> [AIM OF THE EXERCISE]:
Without the pictures, reproduce the records that follow exactly.

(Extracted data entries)
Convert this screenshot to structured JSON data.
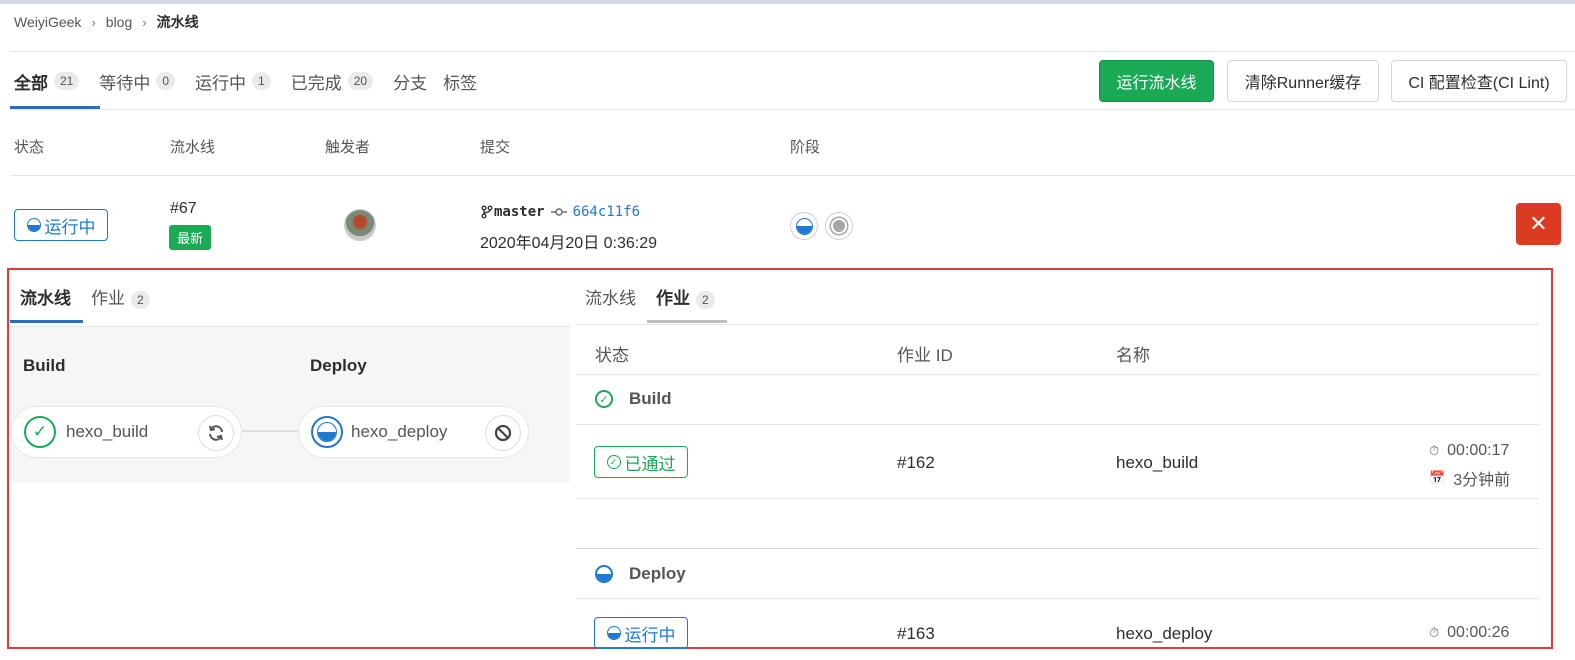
{
  "breadcrumb": [
    "WeiyiGeek",
    "blog",
    "流水线"
  ],
  "tabs": [
    {
      "label": "全部",
      "count": "21"
    },
    {
      "label": "等待中",
      "count": "0"
    },
    {
      "label": "运行中",
      "count": "1"
    },
    {
      "label": "已完成",
      "count": "20"
    },
    {
      "label": "分支",
      "count": ""
    },
    {
      "label": "标签",
      "count": ""
    }
  ],
  "actions": {
    "run": "运行流水线",
    "clear": "清除Runner缓存",
    "lint": "CI 配置检查(CI Lint)"
  },
  "table_headers": {
    "status": "状态",
    "pipeline": "流水线",
    "trigger": "触发者",
    "commit": "提交",
    "stages": "阶段"
  },
  "pipeline_row": {
    "status": "运行中",
    "id": "#67",
    "latest": "最新",
    "branch": "master",
    "sha": "664c11f6",
    "time": "2020年04月20日 0:36:29",
    "cancel_icon": "✕"
  },
  "left_panel": {
    "tabs": {
      "pipeline": "流水线",
      "jobs": "作业",
      "jobs_count": "2"
    },
    "stages": [
      {
        "title": "Build",
        "job": "hexo_build",
        "status_icon": "check-icon",
        "action_icon": "retry-icon"
      },
      {
        "title": "Deploy",
        "job": "hexo_deploy",
        "status_icon": "running-icon",
        "action_icon": "cancel-icon"
      }
    ]
  },
  "right_panel": {
    "tabs": {
      "pipeline": "流水线",
      "jobs": "作业",
      "jobs_count": "2"
    },
    "headers": {
      "status": "状态",
      "job_id": "作业 ID",
      "name": "名称"
    },
    "groups": [
      {
        "title": "Build",
        "status": "已通过",
        "job_id": "#162",
        "name": "hexo_build",
        "duration": "00:00:17",
        "ago": "3分钟前"
      },
      {
        "title": "Deploy",
        "status": "运行中",
        "job_id": "#163",
        "name": "hexo_deploy",
        "duration": "00:00:26"
      }
    ]
  },
  "colors": {
    "success": "#1aaa55",
    "running": "#1f78d1",
    "danger": "#db3b21",
    "highlight": "#e0393e"
  }
}
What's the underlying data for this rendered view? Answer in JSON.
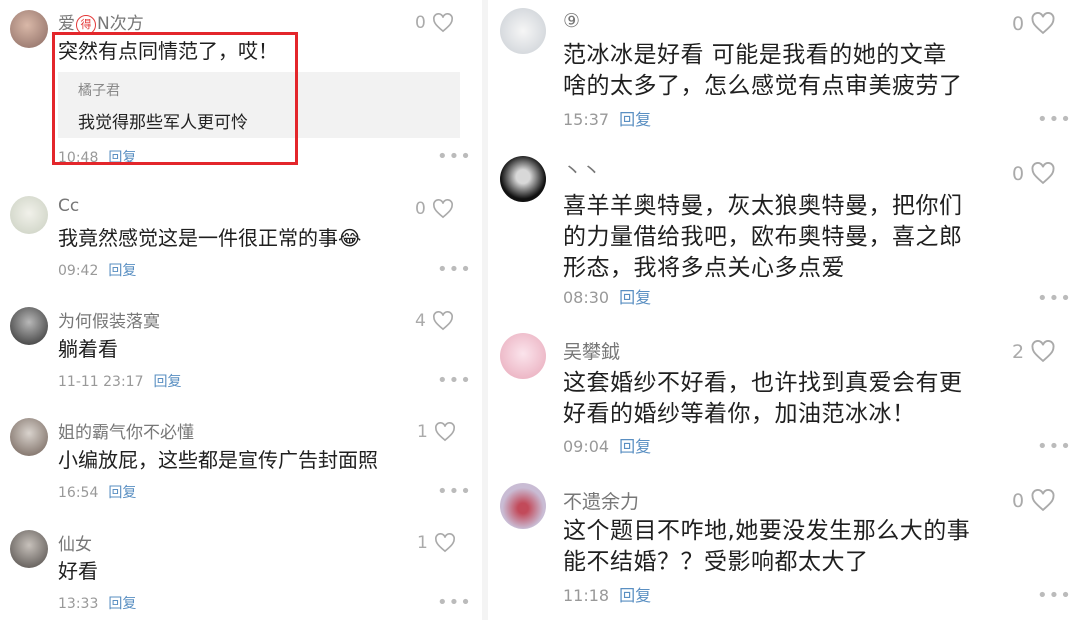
{
  "left": [
    {
      "name_prefix": "爱",
      "name_badge": "得",
      "name_suffix": "N次方",
      "text": "突然有点同情范了，哎！",
      "quote": {
        "name": "橘子君",
        "text": "我觉得那些军人更可怜"
      },
      "time": "10:48",
      "reply": "回复",
      "likes": "0"
    },
    {
      "name": "Cc",
      "text": "我竟然感觉这是一件很正常的事😂",
      "time": "09:42",
      "reply": "回复",
      "likes": "0"
    },
    {
      "name": "为何假装落寞",
      "text": "躺着看",
      "time": "11-11 23:17",
      "reply": "回复",
      "likes": "4"
    },
    {
      "name": "姐的霸气你不必懂",
      "text": "小编放屁，这些都是宣传广告封面照",
      "time": "16:54",
      "reply": "回复",
      "likes": "1"
    },
    {
      "name": "仙女",
      "text": "好看",
      "time": "13:33",
      "reply": "回复",
      "likes": "1"
    }
  ],
  "right": [
    {
      "name": "⑨",
      "text_lines": [
        "范冰冰是好看  可能是我看的她的文章",
        "啥的太多了，怎么感觉有点审美疲劳了"
      ],
      "time": "15:37",
      "reply": "回复",
      "likes": "0"
    },
    {
      "name": "丶丶",
      "text_lines": [
        "喜羊羊奥特曼，灰太狼奥特曼，把你们",
        "的力量借给我吧，欧布奥特曼，喜之郎",
        "形态，我将多点关心多点爱"
      ],
      "time": "08:30",
      "reply": "回复",
      "likes": "0"
    },
    {
      "name": "吴攀鉞",
      "text_lines": [
        "这套婚纱不好看，也许找到真爱会有更",
        "好看的婚纱等着你，加油范冰冰！"
      ],
      "time": "09:04",
      "reply": "回复",
      "likes": "2"
    },
    {
      "name": "不遗余力",
      "text_lines": [
        "这个题目不咋地,她要没发生那么大的事",
        "能不结婚？？受影响都太大了"
      ],
      "time": "11:18",
      "reply": "回复",
      "likes": "0"
    }
  ],
  "icons": {
    "like": "heart-outline-icon",
    "more": "more-dots-icon"
  },
  "colors": {
    "highlight": "#e3262b",
    "reply_link": "#5a8fc2",
    "quote_bg": "#f2f2f2"
  }
}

> [FULL SOLUTION]:
Convert this screenshot to structured JSON data.
{
  "breadcrumb": [
    "WeiyiGeek",
    "blog",
    "流水线"
  ],
  "tabs": [
    {
      "label": "全部",
      "count": "21"
    },
    {
      "label": "等待中",
      "count": "0"
    },
    {
      "label": "运行中",
      "count": "1"
    },
    {
      "label": "已完成",
      "count": "20"
    },
    {
      "label": "分支",
      "count": ""
    },
    {
      "label": "标签",
      "count": ""
    }
  ],
  "actions": {
    "run": "运行流水线",
    "clear": "清除Runner缓存",
    "lint": "CI 配置检查(CI Lint)"
  },
  "table_headers": {
    "status": "状态",
    "pipeline": "流水线",
    "trigger": "触发者",
    "commit": "提交",
    "stages": "阶段"
  },
  "pipeline_row": {
    "status": "运行中",
    "id": "#67",
    "latest": "最新",
    "branch": "master",
    "sha": "664c11f6",
    "time": "2020年04月20日 0:36:29",
    "cancel_icon": "✕"
  },
  "left_panel": {
    "tabs": {
      "pipeline": "流水线",
      "jobs": "作业",
      "jobs_count": "2"
    },
    "stages": [
      {
        "title": "Build",
        "job": "hexo_build",
        "status_icon": "check-icon",
        "action_icon": "retry-icon"
      },
      {
        "title": "Deploy",
        "job": "hexo_deploy",
        "status_icon": "running-icon",
        "action_icon": "cancel-icon"
      }
    ]
  },
  "right_panel": {
    "tabs": {
      "pipeline": "流水线",
      "jobs": "作业",
      "jobs_count": "2"
    },
    "headers": {
      "status": "状态",
      "job_id": "作业 ID",
      "name": "名称"
    },
    "groups": [
      {
        "title": "Build",
        "status": "已通过",
        "job_id": "#162",
        "name": "hexo_build",
        "duration": "00:00:17",
        "ago": "3分钟前"
      },
      {
        "title": "Deploy",
        "status": "运行中",
        "job_id": "#163",
        "name": "hexo_deploy",
        "duration": "00:00:26"
      }
    ]
  },
  "colors": {
    "success": "#1aaa55",
    "running": "#1f78d1",
    "danger": "#db3b21",
    "highlight": "#e0393e"
  }
}
What's the underlying data for this rendered view? Answer in JSON.
{
  "left": [
    {
      "name_prefix": "爱",
      "name_badge": "得",
      "name_suffix": "N次方",
      "text": "突然有点同情范了，哎！",
      "quote": {
        "name": "橘子君",
        "text": "我觉得那些军人更可怜"
      },
      "time": "10:48",
      "reply": "回复",
      "likes": "0"
    },
    {
      "name": "Cc",
      "text": "我竟然感觉这是一件很正常的事😂",
      "time": "09:42",
      "reply": "回复",
      "likes": "0"
    },
    {
      "name": "为何假装落寞",
      "text": "躺着看",
      "time": "11-11 23:17",
      "reply": "回复",
      "likes": "4"
    },
    {
      "name": "姐的霸气你不必懂",
      "text": "小编放屁，这些都是宣传广告封面照",
      "time": "16:54",
      "reply": "回复",
      "likes": "1"
    },
    {
      "name": "仙女",
      "text": "好看",
      "time": "13:33",
      "reply": "回复",
      "likes": "1"
    }
  ],
  "right": [
    {
      "name": "⑨",
      "text_lines": [
        "范冰冰是好看  可能是我看的她的文章",
        "啥的太多了，怎么感觉有点审美疲劳了"
      ],
      "time": "15:37",
      "reply": "回复",
      "likes": "0"
    },
    {
      "name": "丶丶",
      "text_lines": [
        "喜羊羊奥特曼，灰太狼奥特曼，把你们",
        "的力量借给我吧，欧布奥特曼，喜之郎",
        "形态，我将多点关心多点爱"
      ],
      "time": "08:30",
      "reply": "回复",
      "likes": "0"
    },
    {
      "name": "吴攀鉞",
      "text_lines": [
        "这套婚纱不好看，也许找到真爱会有更",
        "好看的婚纱等着你，加油范冰冰！"
      ],
      "time": "09:04",
      "reply": "回复",
      "likes": "2"
    },
    {
      "name": "不遗余力",
      "text_lines": [
        "这个题目不咋地,她要没发生那么大的事",
        "能不结婚？？受影响都太大了"
      ],
      "time": "11:18",
      "reply": "回复",
      "likes": "0"
    }
  ],
  "icons": {
    "like": "heart-outline-icon",
    "more": "more-dots-icon"
  },
  "colors": {
    "highlight": "#e3262b",
    "reply_link": "#5a8fc2",
    "quote_bg": "#f2f2f2"
  }
}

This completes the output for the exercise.